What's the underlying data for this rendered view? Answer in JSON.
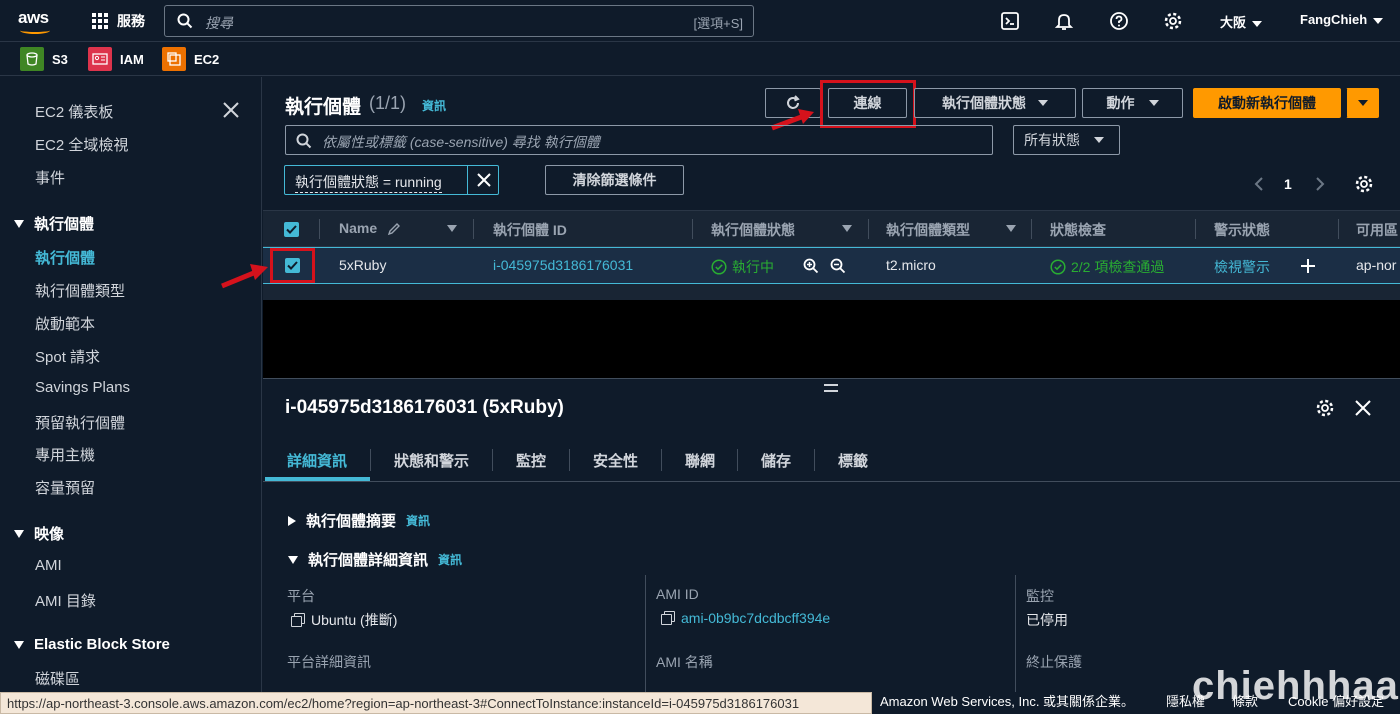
{
  "topnav": {
    "logo": "aws",
    "services_label": "服務",
    "search_placeholder": "搜尋",
    "search_shortcut": "[選項+S]",
    "region": "大阪",
    "user": "FangChieh"
  },
  "favorites": [
    {
      "label": "S3",
      "color": "#3f8624"
    },
    {
      "label": "IAM",
      "color": "#dd344c"
    },
    {
      "label": "EC2",
      "color": "#ed7100"
    }
  ],
  "sidebar": {
    "items": [
      {
        "label": "EC2 儀表板"
      },
      {
        "label": "EC2 全域檢視"
      },
      {
        "label": "事件"
      }
    ],
    "section_instances": "執行個體",
    "instance_items": [
      {
        "label": "執行個體"
      },
      {
        "label": "執行個體類型"
      },
      {
        "label": "啟動範本"
      },
      {
        "label": "Spot 請求"
      },
      {
        "label": "Savings Plans"
      },
      {
        "label": "預留執行個體"
      },
      {
        "label": "專用主機"
      },
      {
        "label": "容量預留"
      }
    ],
    "section_images": "映像",
    "image_items": [
      {
        "label": "AMI"
      },
      {
        "label": "AMI 目錄"
      }
    ],
    "section_ebs": "Elastic Block Store",
    "ebs_items": [
      {
        "label": "磁碟區"
      }
    ]
  },
  "main": {
    "title": "執行個體",
    "count": "(1/1)",
    "info": "資訊",
    "connect_button": "連線",
    "state_button": "執行個體狀態",
    "actions_button": "動作",
    "launch_button": "啟動新執行個體",
    "filter_placeholder": "依屬性或標籤 (case-sensitive) 尋找 執行個體",
    "status_select": "所有狀態",
    "filter_chip": "執行個體狀態 = running",
    "clear_filters": "清除篩選條件",
    "page_number": "1"
  },
  "table": {
    "headers": {
      "name": "Name",
      "instance_id": "執行個體 ID",
      "state": "執行個體狀態",
      "type": "執行個體類型",
      "status_check": "狀態檢查",
      "alarm": "警示狀態",
      "az": "可用區"
    },
    "rows": [
      {
        "name": "5xRuby",
        "instance_id": "i-045975d3186176031",
        "state": "執行中",
        "type": "t2.micro",
        "status_check": "2/2 項檢查通過",
        "alarm": "檢視警示",
        "az": "ap-nor"
      }
    ]
  },
  "detail": {
    "title": "i-045975d3186176031 (5xRuby)",
    "tabs": [
      "詳細資訊",
      "狀態和警示",
      "監控",
      "安全性",
      "聯網",
      "儲存",
      "標籤"
    ],
    "section_summary": "執行個體摘要",
    "section_details": "執行個體詳細資訊",
    "info": "資訊",
    "platform_label": "平台",
    "platform_value": "Ubuntu (推斷)",
    "platform_detail_label": "平台詳細資訊",
    "ami_id_label": "AMI ID",
    "ami_id_value": "ami-0b9bc7dcdbcff394e",
    "ami_name_label": "AMI 名稱",
    "monitoring_label": "監控",
    "monitoring_value": "已停用",
    "termination_label": "終止保護"
  },
  "footer": {
    "status_url": "https://ap-northeast-3.console.aws.amazon.com/ec2/home?region=ap-northeast-3#ConnectToInstance:instanceId=i-045975d3186176031",
    "copyright": "Amazon Web Services, Inc. 或其關係企業。",
    "privacy": "隱私權",
    "terms": "條款",
    "cookie": "Cookie 偏好設定",
    "watermark": "chiehhhaa"
  },
  "colors": {
    "accent": "#44b9d6",
    "primary": "#ff9900",
    "highlight": "#d5121c",
    "success": "#29ad32"
  }
}
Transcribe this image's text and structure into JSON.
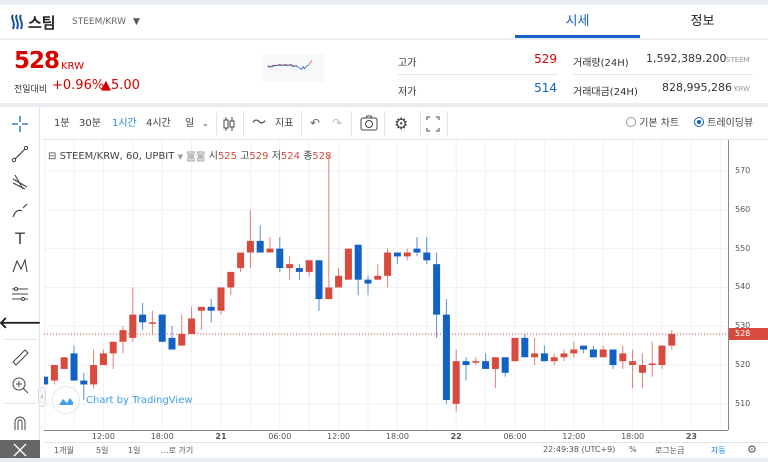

_Instructions for the task_:
Across the records, count the lines holding the string "執行個體狀態". Give the number and stop.

_Correct answer_:
3